Extracted records:
* START *
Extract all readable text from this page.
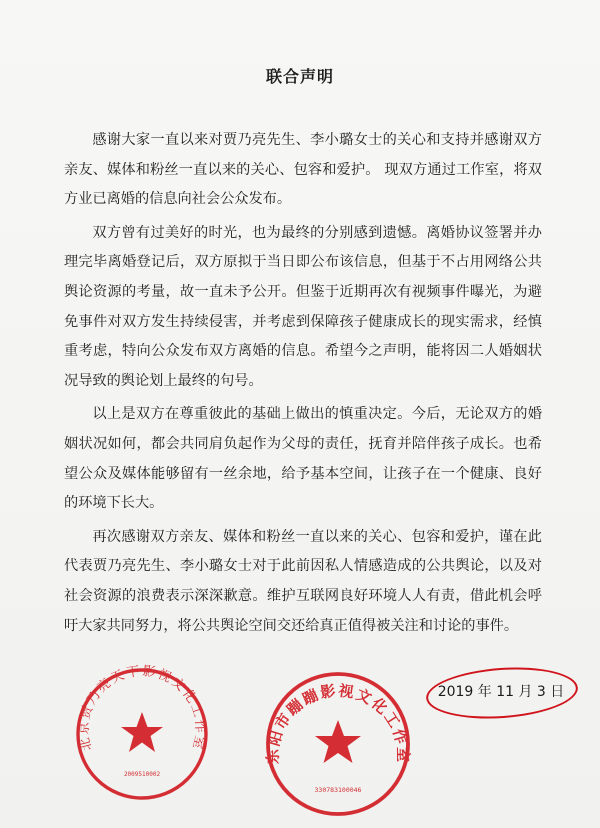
联合声明

感谢大家一直以来对贾乃亮先生、李小璐女士的关心和支持并感谢双方亲友、媒体和粉丝一直以来的关心、包容和爱护。 现双方通过工作室，将双方业已离婚的信息向社会公众发布。

双方曾有过美好的时光，也为最终的分别感到遗憾。离婚协议签署并办理完毕离婚登记后，双方原拟于当日即公布该信息，但基于不占用网络公共舆论资源的考量，故一直未予公开。但鉴于近期再次有视频事件曝光，为避免事件对双方发生持续侵害，并考虑到保障孩子健康成长的现实需求，经慎重考虑，特向公众发布双方离婚的信息。希望今之声明，能将因二人婚姻状况导致的舆论划上最终的句号。

以上是双方在尊重彼此的基础上做出的慎重决定。今后，无论双方的婚姻状况如何，都会共同肩负起作为父母的责任，抚育并陪伴孩子成长。也希望公众及媒体能够留有一丝余地，给予基本空间，让孩子在一个健康、良好的环境下长大。

再次感谢双方亲友、媒体和粉丝一直以来的关心、包容和爱护，谨在此代表贾乃亮先生、李小璐女士对于此前因私人情感造成的公共舆论，以及对社会资源的浪费表示深深歉意。维护互联网良好环境人人有责，借此机会呼吁大家共同努力，将公共舆论空间交还给真正值得被关注和讨论的事件。

2019 年 11 月 3 日
北京贾乃亮天下影视文化工作室
2009510002
东阳市蹦蹦影视文化工作室
330783100046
* END *
Do this: Quote the preceding records in their entirety, excluding every picture.

Final result:
Extract all readable text from this page.
联合声明

感谢大家一直以来对贾乃亮先生、李小璐女士的关心和支持并感谢双方亲友、媒体和粉丝一直以来的关心、包容和爱护。 现双方通过工作室，将双方业已离婚的信息向社会公众发布。

双方曾有过美好的时光，也为最终的分别感到遗憾。离婚协议签署并办理完毕离婚登记后，双方原拟于当日即公布该信息，但基于不占用网络公共舆论资源的考量，故一直未予公开。但鉴于近期再次有视频事件曝光，为避免事件对双方发生持续侵害，并考虑到保障孩子健康成长的现实需求，经慎重考虑，特向公众发布双方离婚的信息。希望今之声明，能将因二人婚姻状况导致的舆论划上最终的句号。

以上是双方在尊重彼此的基础上做出的慎重决定。今后，无论双方的婚姻状况如何，都会共同肩负起作为父母的责任，抚育并陪伴孩子成长。也希望公众及媒体能够留有一丝余地，给予基本空间，让孩子在一个健康、良好的环境下长大。

再次感谢双方亲友、媒体和粉丝一直以来的关心、包容和爱护，谨在此代表贾乃亮先生、李小璐女士对于此前因私人情感造成的公共舆论，以及对社会资源的浪费表示深深歉意。维护互联网良好环境人人有责，借此机会呼吁大家共同努力，将公共舆论空间交还给真正值得被关注和讨论的事件。

2019 年 11 月 3 日
北京贾乃亮天下影视文化工作室
2009510002
东阳市蹦蹦影视文化工作室
330783100046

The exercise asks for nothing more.